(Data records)

################

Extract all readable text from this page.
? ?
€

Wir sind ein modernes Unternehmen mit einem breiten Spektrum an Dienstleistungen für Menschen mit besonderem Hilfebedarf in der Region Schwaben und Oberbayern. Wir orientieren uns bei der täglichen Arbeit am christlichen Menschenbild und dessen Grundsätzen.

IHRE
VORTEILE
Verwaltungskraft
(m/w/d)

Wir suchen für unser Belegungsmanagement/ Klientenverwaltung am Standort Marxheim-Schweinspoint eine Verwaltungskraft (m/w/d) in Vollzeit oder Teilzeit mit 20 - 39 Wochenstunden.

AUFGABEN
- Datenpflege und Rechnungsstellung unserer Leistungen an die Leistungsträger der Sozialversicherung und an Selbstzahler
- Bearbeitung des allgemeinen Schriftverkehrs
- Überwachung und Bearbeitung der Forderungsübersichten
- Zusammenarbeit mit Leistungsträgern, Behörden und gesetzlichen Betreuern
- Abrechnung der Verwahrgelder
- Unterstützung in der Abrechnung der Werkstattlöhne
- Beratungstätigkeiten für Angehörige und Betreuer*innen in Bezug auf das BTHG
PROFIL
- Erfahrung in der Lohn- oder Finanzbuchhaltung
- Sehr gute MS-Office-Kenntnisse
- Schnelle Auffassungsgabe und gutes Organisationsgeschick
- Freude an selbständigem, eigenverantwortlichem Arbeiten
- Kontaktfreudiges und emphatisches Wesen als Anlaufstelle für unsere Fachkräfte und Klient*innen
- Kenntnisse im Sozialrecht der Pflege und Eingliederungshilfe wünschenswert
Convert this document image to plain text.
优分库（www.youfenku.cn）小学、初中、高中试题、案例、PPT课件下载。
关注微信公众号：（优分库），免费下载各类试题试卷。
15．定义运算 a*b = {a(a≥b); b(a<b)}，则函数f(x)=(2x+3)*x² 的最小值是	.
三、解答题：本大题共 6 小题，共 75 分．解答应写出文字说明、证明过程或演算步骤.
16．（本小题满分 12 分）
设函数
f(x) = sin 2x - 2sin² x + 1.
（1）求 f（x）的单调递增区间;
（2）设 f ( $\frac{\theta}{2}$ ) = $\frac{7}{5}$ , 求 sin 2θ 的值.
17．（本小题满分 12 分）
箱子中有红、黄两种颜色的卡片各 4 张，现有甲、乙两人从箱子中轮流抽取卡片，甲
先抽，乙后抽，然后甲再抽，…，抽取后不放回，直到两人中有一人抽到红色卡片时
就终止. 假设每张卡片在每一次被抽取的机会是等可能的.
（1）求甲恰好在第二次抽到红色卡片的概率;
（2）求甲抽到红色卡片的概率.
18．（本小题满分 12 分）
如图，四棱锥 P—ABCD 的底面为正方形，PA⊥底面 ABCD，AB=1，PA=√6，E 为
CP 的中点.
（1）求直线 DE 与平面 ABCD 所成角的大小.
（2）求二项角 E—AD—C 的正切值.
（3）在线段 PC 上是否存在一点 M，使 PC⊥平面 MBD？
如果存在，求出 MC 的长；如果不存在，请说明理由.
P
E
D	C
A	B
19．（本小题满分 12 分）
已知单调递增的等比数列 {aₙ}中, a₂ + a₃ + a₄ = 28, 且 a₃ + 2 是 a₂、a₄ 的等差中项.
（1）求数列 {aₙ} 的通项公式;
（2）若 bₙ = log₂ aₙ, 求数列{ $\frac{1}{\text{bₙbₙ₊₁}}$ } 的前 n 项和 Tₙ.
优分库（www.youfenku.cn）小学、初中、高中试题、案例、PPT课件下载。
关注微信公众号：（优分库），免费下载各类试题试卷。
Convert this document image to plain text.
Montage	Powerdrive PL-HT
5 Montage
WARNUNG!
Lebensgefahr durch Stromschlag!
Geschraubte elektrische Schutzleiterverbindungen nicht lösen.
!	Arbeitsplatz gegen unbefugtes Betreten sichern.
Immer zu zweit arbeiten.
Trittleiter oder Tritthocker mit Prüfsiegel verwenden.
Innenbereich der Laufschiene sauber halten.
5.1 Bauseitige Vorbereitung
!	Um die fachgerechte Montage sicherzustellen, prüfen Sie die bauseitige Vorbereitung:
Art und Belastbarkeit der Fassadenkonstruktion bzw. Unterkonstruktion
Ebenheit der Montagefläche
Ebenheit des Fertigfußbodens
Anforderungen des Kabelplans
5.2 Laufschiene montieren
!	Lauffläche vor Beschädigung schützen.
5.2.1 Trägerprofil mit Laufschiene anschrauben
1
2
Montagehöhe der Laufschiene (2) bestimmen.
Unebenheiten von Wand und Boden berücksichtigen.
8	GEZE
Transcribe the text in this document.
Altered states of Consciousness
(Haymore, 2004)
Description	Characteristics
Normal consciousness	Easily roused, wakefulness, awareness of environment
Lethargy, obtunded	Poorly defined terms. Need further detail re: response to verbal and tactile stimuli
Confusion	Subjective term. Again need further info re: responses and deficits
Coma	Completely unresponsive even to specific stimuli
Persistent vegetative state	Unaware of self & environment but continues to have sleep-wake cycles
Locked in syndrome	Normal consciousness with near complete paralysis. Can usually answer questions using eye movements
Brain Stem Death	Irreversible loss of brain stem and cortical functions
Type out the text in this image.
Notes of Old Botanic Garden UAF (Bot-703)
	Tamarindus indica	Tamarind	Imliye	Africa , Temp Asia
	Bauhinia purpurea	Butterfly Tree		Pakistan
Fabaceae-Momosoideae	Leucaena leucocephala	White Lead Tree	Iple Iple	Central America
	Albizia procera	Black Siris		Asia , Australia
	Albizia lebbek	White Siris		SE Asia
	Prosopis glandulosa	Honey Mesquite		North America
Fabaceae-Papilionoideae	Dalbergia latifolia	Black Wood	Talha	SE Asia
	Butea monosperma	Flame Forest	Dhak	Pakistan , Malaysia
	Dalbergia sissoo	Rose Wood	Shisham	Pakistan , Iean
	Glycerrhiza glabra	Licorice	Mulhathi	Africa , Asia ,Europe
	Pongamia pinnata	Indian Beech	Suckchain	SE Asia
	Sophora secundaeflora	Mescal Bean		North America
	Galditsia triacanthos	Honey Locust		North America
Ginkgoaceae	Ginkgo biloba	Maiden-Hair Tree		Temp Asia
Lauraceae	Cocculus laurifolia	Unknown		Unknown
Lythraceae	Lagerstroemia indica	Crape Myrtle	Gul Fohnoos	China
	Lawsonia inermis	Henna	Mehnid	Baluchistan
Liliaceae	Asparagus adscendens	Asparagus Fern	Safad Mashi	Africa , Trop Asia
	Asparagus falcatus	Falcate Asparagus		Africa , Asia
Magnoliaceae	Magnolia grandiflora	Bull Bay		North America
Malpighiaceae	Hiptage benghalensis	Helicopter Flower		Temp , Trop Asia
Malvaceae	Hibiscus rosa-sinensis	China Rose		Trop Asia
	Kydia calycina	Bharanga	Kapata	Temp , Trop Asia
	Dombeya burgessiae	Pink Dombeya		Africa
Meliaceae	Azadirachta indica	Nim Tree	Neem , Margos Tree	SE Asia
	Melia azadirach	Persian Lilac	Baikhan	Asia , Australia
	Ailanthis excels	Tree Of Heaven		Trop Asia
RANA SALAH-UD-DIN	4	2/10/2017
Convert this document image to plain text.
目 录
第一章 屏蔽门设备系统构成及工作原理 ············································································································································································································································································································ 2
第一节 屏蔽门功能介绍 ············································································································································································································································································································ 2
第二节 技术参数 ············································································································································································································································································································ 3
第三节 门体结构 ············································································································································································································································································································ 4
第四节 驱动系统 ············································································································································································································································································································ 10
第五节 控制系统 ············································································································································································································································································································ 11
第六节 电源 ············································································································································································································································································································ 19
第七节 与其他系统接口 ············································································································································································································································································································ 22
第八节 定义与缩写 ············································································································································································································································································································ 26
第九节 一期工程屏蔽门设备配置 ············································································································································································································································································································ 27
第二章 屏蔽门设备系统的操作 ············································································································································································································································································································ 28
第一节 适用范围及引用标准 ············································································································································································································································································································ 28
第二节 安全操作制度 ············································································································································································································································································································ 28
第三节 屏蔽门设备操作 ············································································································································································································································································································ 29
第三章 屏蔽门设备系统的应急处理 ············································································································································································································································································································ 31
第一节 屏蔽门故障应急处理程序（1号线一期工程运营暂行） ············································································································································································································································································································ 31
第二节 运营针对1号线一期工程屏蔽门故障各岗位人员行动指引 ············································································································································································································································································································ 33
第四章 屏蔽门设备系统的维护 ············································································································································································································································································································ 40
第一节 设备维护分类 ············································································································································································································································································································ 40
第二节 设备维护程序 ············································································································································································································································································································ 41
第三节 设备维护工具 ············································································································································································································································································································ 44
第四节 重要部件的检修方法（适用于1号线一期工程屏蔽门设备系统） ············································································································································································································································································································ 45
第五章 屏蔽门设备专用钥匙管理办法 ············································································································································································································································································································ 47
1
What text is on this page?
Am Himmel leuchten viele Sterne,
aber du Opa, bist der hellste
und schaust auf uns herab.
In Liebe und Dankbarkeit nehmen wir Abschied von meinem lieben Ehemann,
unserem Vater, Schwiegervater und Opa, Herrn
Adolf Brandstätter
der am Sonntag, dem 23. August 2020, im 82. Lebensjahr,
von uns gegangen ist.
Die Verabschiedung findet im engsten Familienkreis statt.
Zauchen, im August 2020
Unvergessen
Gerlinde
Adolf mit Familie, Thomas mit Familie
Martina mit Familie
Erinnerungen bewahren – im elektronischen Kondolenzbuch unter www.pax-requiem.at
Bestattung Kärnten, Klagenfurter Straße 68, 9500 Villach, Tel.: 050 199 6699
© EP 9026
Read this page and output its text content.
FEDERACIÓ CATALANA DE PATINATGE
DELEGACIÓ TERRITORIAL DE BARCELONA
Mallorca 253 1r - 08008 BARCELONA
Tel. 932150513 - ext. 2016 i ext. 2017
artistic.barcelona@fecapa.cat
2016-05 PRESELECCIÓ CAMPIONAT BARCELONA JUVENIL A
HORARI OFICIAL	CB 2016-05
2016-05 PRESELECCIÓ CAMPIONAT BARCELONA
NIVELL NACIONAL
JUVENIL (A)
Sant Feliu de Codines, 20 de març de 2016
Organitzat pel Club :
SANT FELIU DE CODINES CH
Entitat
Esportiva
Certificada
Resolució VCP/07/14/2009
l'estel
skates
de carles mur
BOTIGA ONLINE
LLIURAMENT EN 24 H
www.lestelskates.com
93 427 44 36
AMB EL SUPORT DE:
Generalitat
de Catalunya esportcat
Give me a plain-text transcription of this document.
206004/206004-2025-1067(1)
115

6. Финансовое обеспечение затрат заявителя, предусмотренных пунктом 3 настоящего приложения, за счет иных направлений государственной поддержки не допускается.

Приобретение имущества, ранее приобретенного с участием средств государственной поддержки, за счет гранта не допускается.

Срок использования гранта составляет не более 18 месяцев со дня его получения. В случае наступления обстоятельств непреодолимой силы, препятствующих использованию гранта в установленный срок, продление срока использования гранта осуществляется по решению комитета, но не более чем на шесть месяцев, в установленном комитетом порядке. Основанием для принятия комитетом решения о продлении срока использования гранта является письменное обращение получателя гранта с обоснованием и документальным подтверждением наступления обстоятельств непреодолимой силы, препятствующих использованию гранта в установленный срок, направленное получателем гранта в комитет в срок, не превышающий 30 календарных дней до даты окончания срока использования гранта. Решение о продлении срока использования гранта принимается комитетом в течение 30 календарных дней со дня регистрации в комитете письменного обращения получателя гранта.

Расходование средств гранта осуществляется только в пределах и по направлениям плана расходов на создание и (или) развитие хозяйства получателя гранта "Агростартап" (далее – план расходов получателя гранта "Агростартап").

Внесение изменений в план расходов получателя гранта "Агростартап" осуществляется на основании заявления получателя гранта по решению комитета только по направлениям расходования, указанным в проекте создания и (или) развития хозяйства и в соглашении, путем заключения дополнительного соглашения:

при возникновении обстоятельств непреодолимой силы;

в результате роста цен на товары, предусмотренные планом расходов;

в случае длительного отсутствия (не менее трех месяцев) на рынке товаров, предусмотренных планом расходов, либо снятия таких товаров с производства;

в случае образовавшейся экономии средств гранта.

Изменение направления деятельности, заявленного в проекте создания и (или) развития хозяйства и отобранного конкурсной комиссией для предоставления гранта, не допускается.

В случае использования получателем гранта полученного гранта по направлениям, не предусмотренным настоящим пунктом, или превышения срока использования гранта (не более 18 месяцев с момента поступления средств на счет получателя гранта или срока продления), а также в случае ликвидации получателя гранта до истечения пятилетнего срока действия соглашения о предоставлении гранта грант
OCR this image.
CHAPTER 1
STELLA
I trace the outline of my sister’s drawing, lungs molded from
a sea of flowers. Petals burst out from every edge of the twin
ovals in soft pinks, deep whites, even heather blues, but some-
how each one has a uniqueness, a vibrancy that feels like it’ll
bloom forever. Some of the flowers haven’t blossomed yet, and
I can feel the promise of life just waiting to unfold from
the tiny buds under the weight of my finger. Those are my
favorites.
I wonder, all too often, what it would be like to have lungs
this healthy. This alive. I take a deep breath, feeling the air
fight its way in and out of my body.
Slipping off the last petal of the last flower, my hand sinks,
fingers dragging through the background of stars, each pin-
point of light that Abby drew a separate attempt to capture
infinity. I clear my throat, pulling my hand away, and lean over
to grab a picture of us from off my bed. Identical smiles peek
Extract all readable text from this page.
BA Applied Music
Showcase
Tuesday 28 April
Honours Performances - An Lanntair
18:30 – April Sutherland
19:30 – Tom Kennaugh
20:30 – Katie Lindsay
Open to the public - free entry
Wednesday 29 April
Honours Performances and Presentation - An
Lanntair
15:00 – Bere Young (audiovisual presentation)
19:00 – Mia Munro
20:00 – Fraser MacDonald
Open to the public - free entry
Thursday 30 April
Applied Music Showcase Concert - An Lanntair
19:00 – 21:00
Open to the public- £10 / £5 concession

################

Search the entries for "Laufschiene" and copy out each line that has it.

▸ **Expected output**
Innenbereich der Laufschiene sauber halten.
5.2 Laufschiene montieren
5.2.1 Trägerprofil mit Laufschiene anschrauben
Montagehöhe der Laufschiene (2) bestimmen.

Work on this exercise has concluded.